=== What you need to do ===
Locate the string "Confirm" throughout the material and copy every line in which it occurs.
Start Information provided
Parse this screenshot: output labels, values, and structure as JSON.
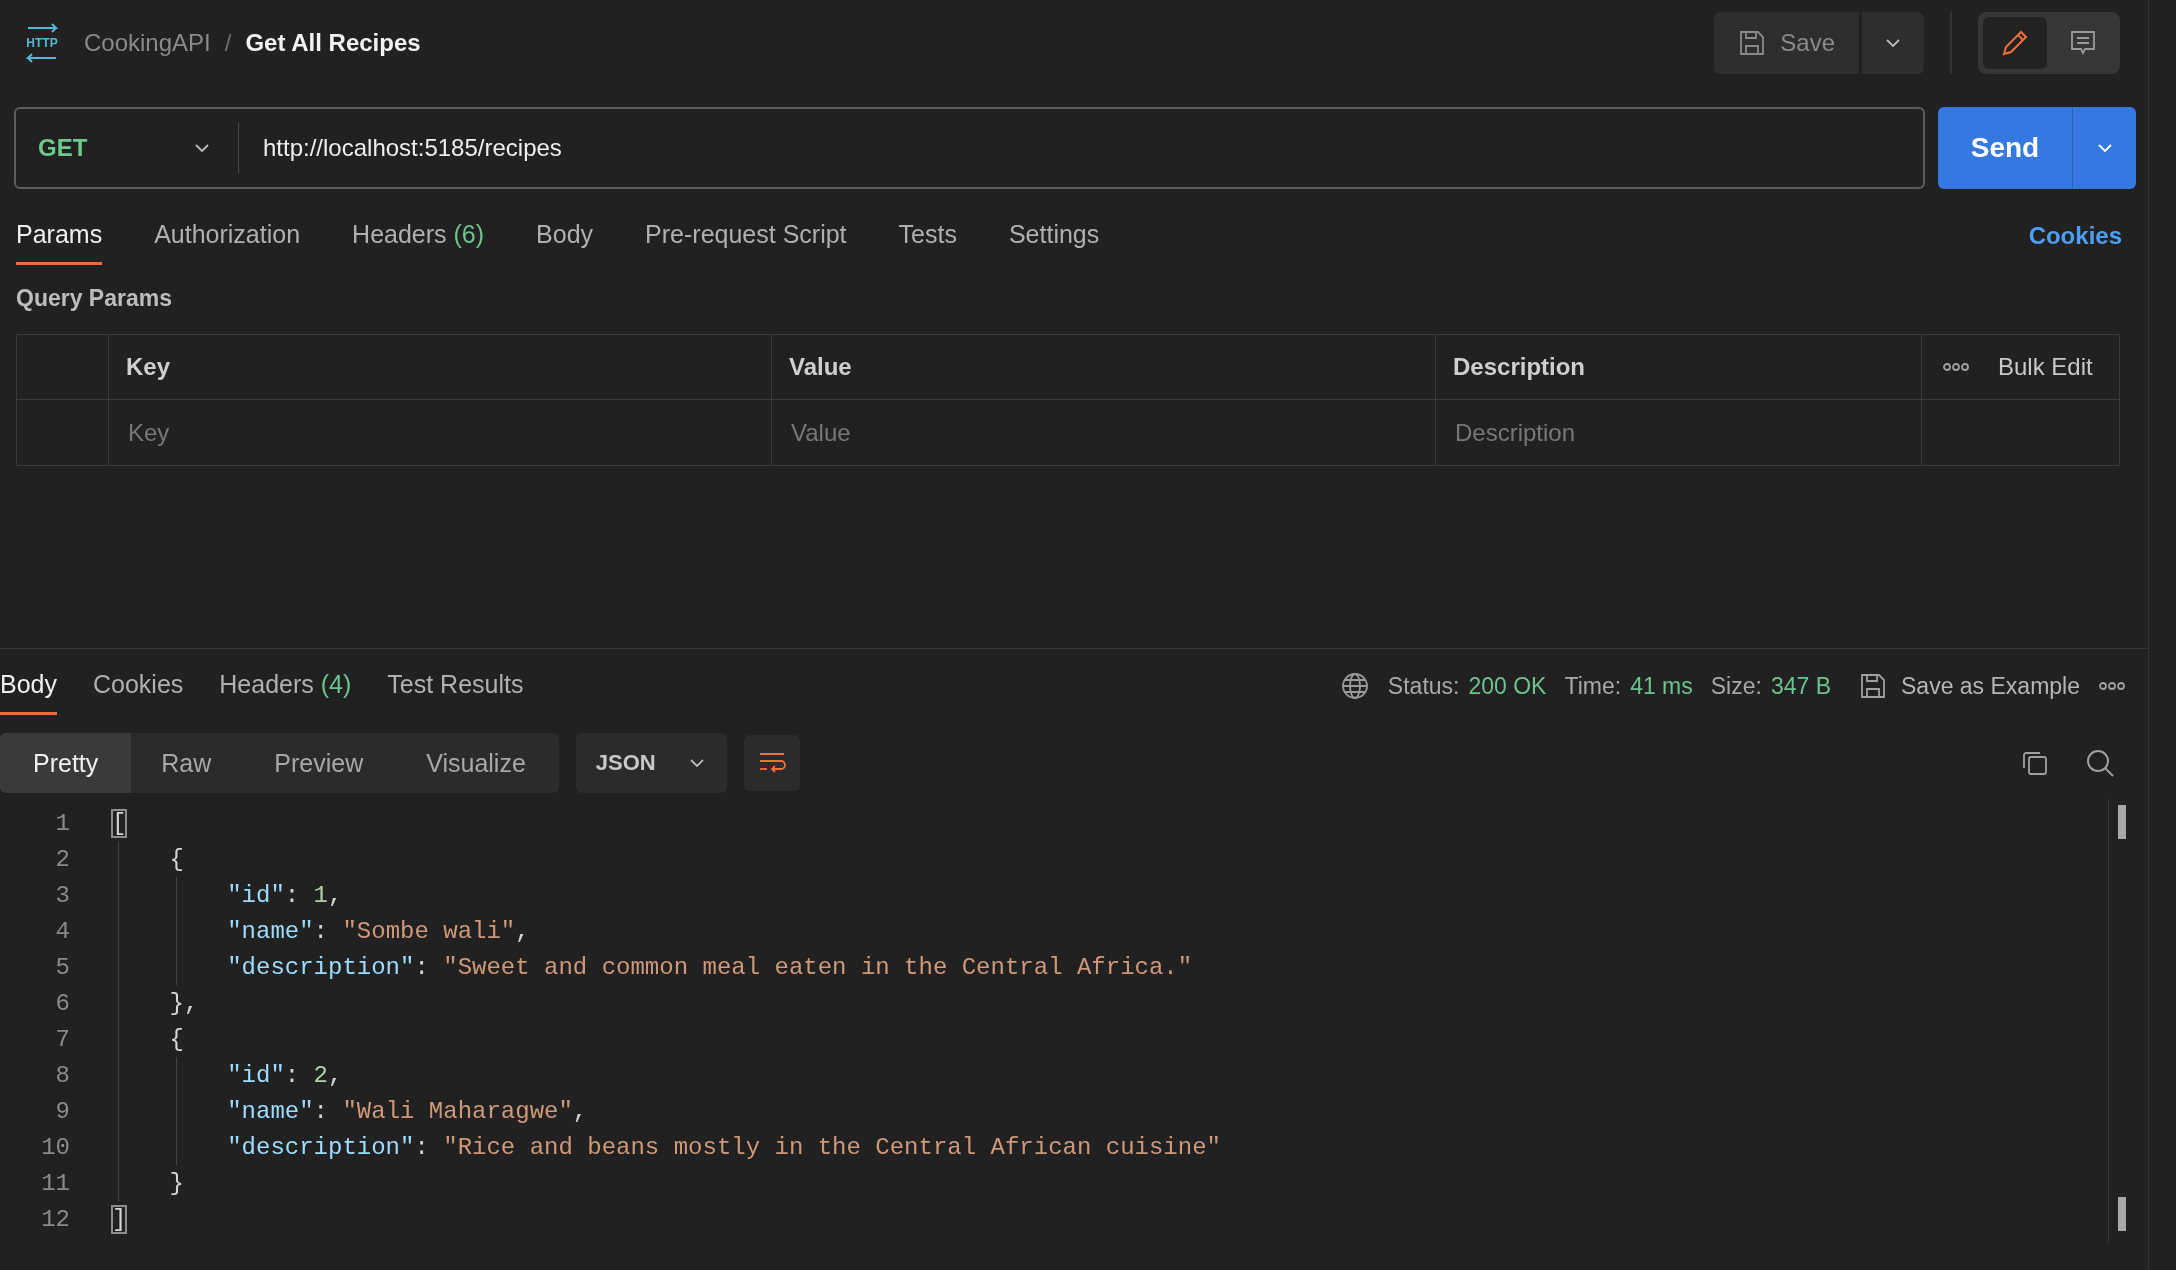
{
  "request": {
    "breadcrumb": {
      "icon_label": "HTTP",
      "collection": "CookingAPI",
      "separator": "/",
      "name": "Get All Recipes"
    },
    "save": {
      "label": "Save",
      "disabled": true
    },
    "view_modes": [
      {
        "kind": "edit",
        "selected": true
      },
      {
        "kind": "comments",
        "selected": false
      }
    ],
    "method": "GET",
    "url": "http://localhost:5185/recipes",
    "send": "Send",
    "tabs": [
      {
        "label": "Params",
        "selected": true
      },
      {
        "label": "Authorization",
        "selected": false
      },
      {
        "label": "Headers",
        "count": "(6)",
        "selected": false
      },
      {
        "label": "Body",
        "selected": false
      },
      {
        "label": "Pre-request Script",
        "selected": false
      },
      {
        "label": "Tests",
        "selected": false
      },
      {
        "label": "Settings",
        "selected": false
      }
    ],
    "cookies_link": "Cookies",
    "query_params": {
      "title": "Query Params",
      "columns": [
        "Key",
        "Value",
        "Description"
      ],
      "bulk_edit": "Bulk Edit",
      "rows": [
        {
          "key": {
            "placeholder": "Key"
          },
          "value": {
            "placeholder": "Value"
          },
          "description": {
            "placeholder": "Description"
          }
        }
      ]
    }
  },
  "response": {
    "tabs": [
      {
        "label": "Body",
        "selected": true
      },
      {
        "label": "Cookies",
        "selected": false
      },
      {
        "label": "Headers",
        "count": "(4)",
        "selected": false
      },
      {
        "label": "Test Results",
        "selected": false
      }
    ],
    "status": {
      "label": "Status:",
      "value": "200 OK"
    },
    "time": {
      "label": "Time:",
      "value": "41 ms"
    },
    "size": {
      "label": "Size:",
      "value": "347 B"
    },
    "save_example": "Save as Example",
    "view_modes": [
      {
        "label": "Pretty",
        "selected": true
      },
      {
        "label": "Raw",
        "selected": false
      },
      {
        "label": "Preview",
        "selected": false
      },
      {
        "label": "Visualize",
        "selected": false
      }
    ],
    "format": "JSON",
    "body": {
      "lines": [
        {
          "number": "1",
          "tokens": [
            {
              "kind": "matched-bracket",
              "text": "["
            }
          ],
          "children": [
            {
              "number": "2",
              "tokens": [
                {
                  "kind": "punct",
                  "text": "{"
                }
              ],
              "children": [
                {
                  "number": "3",
                  "tokens": [
                    {
                      "kind": "key",
                      "text": "\"id\""
                    },
                    {
                      "kind": "punct",
                      "text": ": "
                    },
                    {
                      "kind": "number",
                      "text": "1"
                    },
                    {
                      "kind": "punct",
                      "text": ","
                    }
                  ]
                },
                {
                  "number": "4",
                  "tokens": [
                    {
                      "kind": "key",
                      "text": "\"name\""
                    },
                    {
                      "kind": "punct",
                      "text": ": "
                    },
                    {
                      "kind": "string",
                      "text": "\"Sombe wali\""
                    },
                    {
                      "kind": "punct",
                      "text": ","
                    }
                  ]
                },
                {
                  "number": "5",
                  "tokens": [
                    {
                      "kind": "key",
                      "text": "\"description\""
                    },
                    {
                      "kind": "punct",
                      "text": ": "
                    },
                    {
                      "kind": "string",
                      "text": "\"Sweet and common meal eaten in the Central Africa.\""
                    }
                  ]
                }
              ]
            },
            {
              "number": "6",
              "tokens": [
                {
                  "kind": "punct",
                  "text": "},"
                }
              ]
            },
            {
              "number": "7",
              "tokens": [
                {
                  "kind": "punct",
                  "text": "{"
                }
              ],
              "children": [
                {
                  "number": "8",
                  "tokens": [
                    {
                      "kind": "key",
                      "text": "\"id\""
                    },
                    {
                      "kind": "punct",
                      "text": ": "
                    },
                    {
                      "kind": "number",
                      "text": "2"
                    },
                    {
                      "kind": "punct",
                      "text": ","
                    }
                  ]
                },
                {
                  "number": "9",
                  "tokens": [
                    {
                      "kind": "key",
                      "text": "\"name\""
                    },
                    {
                      "kind": "punct",
                      "text": ": "
                    },
                    {
                      "kind": "string",
                      "text": "\"Wali Maharagwe\""
                    },
                    {
                      "kind": "punct",
                      "text": ","
                    }
                  ]
                },
                {
                  "number": "10",
                  "tokens": [
                    {
                      "kind": "key",
                      "text": "\"description\""
                    },
                    {
                      "kind": "punct",
                      "text": ": "
                    },
                    {
                      "kind": "string",
                      "text": "\"Rice and beans mostly in the Central African cuisine\""
                    }
                  ]
                }
              ]
            },
            {
              "number": "11",
              "tokens": [
                {
                  "kind": "punct",
                  "text": "}"
                }
              ]
            }
          ]
        },
        {
          "number": "12",
          "tokens": [
            {
              "kind": "matched-bracket",
              "text": "]"
            }
          ]
        }
      ]
    }
  }
}
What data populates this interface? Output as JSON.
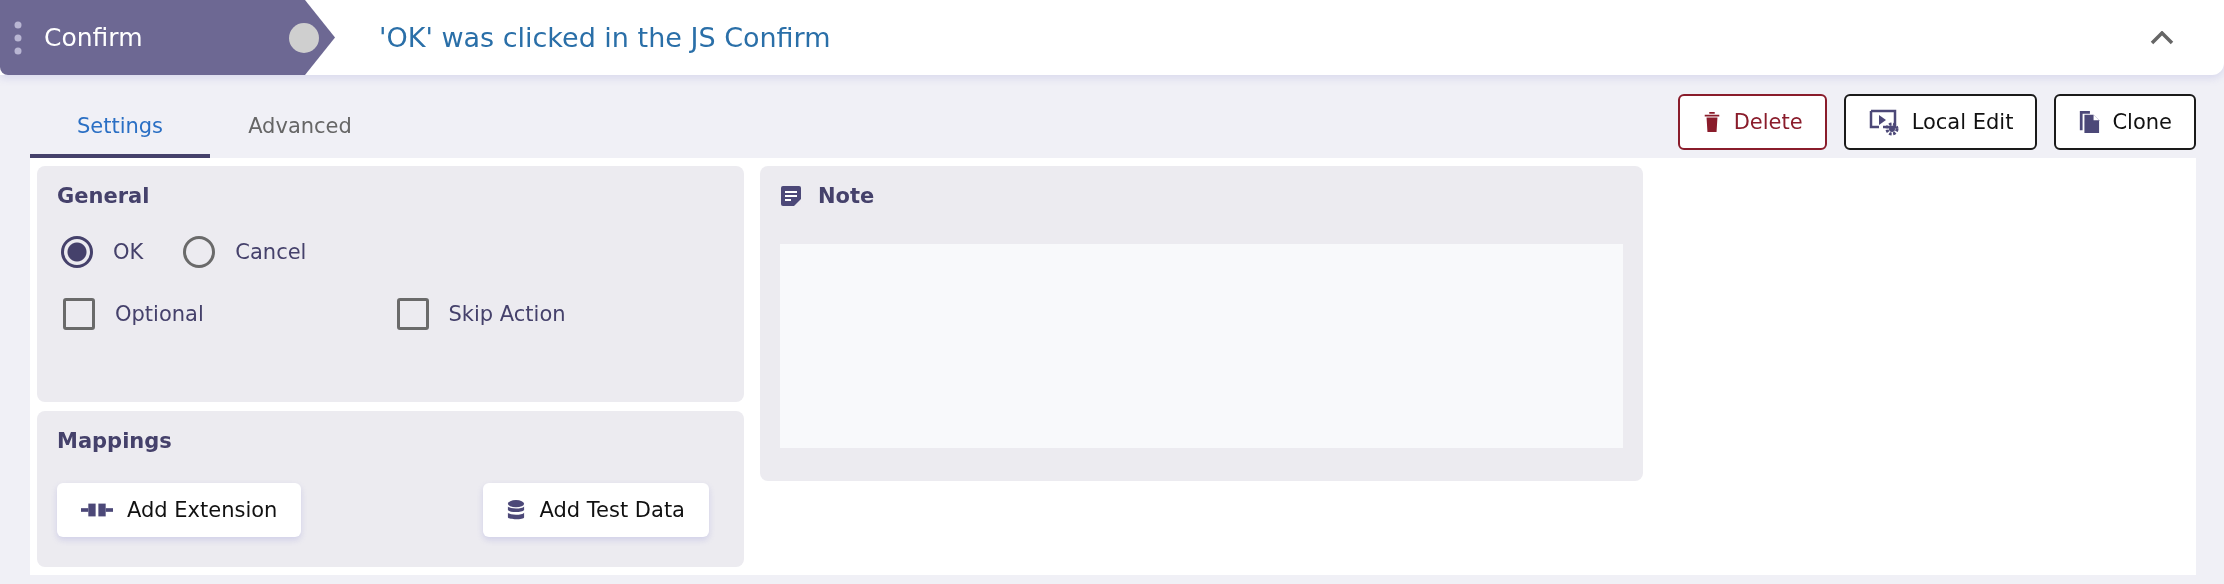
{
  "step": {
    "name": "Confirm",
    "description": "'OK' was clicked in the JS Confirm",
    "expanded": true
  },
  "tabs": [
    {
      "label": "Settings",
      "selected": true
    },
    {
      "label": "Advanced",
      "selected": false
    }
  ],
  "actions": [
    {
      "label": "Delete",
      "kind": "delete"
    },
    {
      "label": "Local Edit",
      "kind": "local-edit"
    },
    {
      "label": "Clone",
      "kind": "clone"
    }
  ],
  "general": {
    "title": "General",
    "options": [
      {
        "label": "OK",
        "selected": true
      },
      {
        "label": "Cancel",
        "selected": false
      }
    ],
    "checkboxes": [
      {
        "label": "Optional",
        "checked": false
      },
      {
        "label": "Skip Action",
        "checked": false
      }
    ]
  },
  "mappings": {
    "title": "Mappings",
    "buttons": [
      {
        "label": "Add Extension",
        "kind": "extension"
      },
      {
        "label": "Add Test Data",
        "kind": "test-data"
      }
    ]
  },
  "note": {
    "title": "Note"
  }
}
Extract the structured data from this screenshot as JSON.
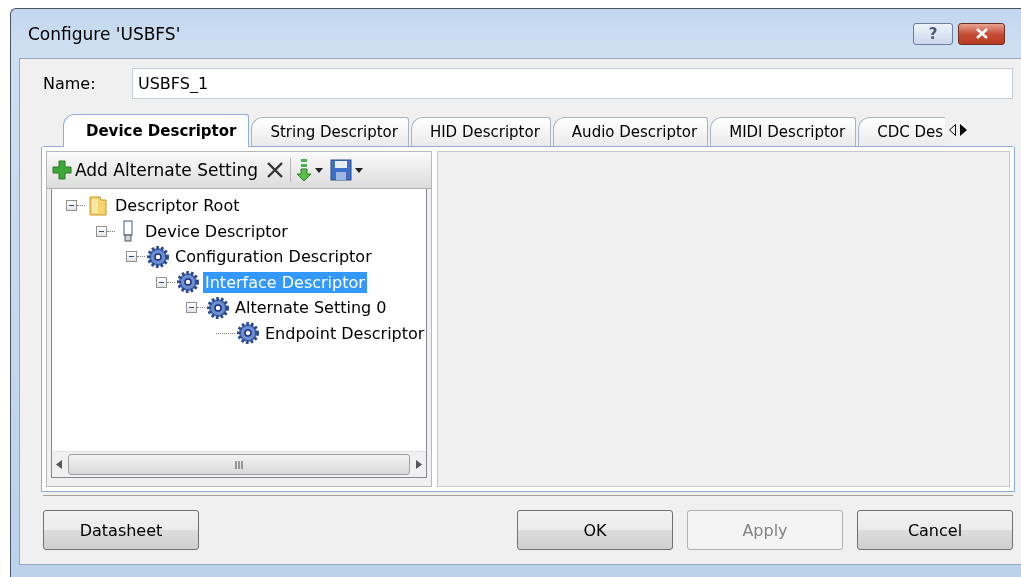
End Information provided
=== Task answer ===
    "name": "Confirm",
    "description": "'OK' was clicked in the JS Confirm",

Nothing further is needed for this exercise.